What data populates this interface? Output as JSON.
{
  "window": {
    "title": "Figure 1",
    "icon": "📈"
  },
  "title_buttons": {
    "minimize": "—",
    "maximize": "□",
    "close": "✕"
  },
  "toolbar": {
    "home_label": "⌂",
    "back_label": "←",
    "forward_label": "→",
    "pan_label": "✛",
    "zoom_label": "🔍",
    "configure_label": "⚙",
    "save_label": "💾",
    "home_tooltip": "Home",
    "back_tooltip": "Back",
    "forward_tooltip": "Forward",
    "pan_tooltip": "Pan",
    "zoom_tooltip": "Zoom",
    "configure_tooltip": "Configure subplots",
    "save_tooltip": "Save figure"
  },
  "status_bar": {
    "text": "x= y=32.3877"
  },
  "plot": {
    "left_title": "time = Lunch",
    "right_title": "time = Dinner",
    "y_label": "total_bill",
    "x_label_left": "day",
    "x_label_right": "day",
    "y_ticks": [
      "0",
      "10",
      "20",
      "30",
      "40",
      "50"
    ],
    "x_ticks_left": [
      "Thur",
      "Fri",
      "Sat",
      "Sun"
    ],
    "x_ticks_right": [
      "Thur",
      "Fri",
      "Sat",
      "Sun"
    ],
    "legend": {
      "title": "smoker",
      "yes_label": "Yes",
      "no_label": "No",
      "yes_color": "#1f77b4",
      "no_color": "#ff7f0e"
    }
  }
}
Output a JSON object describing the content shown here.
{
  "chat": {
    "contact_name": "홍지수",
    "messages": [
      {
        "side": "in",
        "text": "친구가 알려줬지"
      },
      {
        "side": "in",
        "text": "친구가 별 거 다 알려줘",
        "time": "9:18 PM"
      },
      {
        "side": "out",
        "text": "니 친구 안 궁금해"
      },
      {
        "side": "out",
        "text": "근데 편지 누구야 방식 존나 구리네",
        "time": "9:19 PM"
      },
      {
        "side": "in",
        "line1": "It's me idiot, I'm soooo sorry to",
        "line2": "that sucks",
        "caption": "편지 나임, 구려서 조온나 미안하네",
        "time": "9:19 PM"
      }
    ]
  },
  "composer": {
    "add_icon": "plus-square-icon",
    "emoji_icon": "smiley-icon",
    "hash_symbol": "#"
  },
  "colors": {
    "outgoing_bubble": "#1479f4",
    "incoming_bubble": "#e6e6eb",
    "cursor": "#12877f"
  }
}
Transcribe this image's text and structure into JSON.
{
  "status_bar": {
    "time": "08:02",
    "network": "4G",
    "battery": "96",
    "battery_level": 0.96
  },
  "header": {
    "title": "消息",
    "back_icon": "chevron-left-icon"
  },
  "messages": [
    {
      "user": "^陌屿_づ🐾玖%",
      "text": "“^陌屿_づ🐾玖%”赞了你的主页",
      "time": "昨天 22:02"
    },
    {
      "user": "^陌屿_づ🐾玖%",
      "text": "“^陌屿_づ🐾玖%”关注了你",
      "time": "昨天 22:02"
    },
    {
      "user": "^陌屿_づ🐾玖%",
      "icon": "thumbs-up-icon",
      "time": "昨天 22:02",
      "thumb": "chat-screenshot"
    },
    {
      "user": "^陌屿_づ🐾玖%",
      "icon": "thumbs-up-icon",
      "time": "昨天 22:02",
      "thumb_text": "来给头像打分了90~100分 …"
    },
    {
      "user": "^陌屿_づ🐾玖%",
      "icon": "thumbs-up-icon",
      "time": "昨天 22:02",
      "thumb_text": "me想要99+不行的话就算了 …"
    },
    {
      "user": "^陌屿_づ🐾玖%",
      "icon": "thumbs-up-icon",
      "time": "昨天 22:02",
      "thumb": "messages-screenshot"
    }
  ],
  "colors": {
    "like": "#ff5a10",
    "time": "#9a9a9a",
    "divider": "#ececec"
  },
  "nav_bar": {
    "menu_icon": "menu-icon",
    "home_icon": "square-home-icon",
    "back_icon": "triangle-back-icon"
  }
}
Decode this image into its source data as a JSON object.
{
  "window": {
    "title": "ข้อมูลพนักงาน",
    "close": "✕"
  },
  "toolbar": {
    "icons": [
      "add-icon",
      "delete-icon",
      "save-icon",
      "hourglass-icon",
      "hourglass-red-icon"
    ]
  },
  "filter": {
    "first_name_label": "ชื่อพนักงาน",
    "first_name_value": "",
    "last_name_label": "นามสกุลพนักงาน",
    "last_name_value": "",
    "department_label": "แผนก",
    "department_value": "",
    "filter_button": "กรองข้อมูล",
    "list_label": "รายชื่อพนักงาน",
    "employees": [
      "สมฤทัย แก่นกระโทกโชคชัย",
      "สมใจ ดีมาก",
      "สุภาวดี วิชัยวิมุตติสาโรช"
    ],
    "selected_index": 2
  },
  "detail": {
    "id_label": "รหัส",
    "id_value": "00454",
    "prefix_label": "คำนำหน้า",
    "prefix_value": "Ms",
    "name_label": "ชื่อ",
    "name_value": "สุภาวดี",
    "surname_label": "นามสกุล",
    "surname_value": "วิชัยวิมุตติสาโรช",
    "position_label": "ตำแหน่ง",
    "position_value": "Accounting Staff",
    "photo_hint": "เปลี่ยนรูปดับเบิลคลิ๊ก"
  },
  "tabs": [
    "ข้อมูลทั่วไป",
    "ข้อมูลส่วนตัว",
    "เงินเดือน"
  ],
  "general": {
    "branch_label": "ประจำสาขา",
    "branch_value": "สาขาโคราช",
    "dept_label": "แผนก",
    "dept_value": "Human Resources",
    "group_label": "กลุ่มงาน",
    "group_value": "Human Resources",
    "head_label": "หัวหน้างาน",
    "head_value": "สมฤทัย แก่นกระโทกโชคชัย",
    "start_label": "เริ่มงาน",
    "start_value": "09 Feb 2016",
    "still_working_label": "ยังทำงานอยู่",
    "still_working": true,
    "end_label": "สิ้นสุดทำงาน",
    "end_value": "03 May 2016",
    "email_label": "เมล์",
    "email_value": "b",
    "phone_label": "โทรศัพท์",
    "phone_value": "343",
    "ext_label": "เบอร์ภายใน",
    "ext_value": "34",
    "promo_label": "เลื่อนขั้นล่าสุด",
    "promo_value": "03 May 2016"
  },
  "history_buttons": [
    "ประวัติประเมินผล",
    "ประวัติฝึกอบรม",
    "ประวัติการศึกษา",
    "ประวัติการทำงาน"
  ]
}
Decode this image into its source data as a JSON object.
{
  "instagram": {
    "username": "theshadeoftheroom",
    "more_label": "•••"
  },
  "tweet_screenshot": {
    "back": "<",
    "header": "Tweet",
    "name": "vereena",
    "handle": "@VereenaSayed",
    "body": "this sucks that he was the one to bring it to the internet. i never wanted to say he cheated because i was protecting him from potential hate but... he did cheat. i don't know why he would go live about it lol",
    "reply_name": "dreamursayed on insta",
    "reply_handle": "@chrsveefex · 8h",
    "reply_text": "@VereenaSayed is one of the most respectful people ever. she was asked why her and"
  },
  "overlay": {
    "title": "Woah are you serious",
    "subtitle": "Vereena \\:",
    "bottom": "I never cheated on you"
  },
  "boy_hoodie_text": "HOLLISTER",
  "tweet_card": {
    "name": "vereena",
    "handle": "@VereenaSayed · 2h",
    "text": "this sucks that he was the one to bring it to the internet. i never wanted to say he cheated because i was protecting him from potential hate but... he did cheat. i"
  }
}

_WHAT YOU WILL DO:_ From the listing, copy each line containing the word "กงาน".

_FINISHED TASK:_
    "title": "ข้อมูลพนักงาน",
    "first_name_label": "ชื่อพนักงาน",
    "last_name_label": "นามสกุลพนักงาน",
    "list_label": "รายชื่อพนักงาน",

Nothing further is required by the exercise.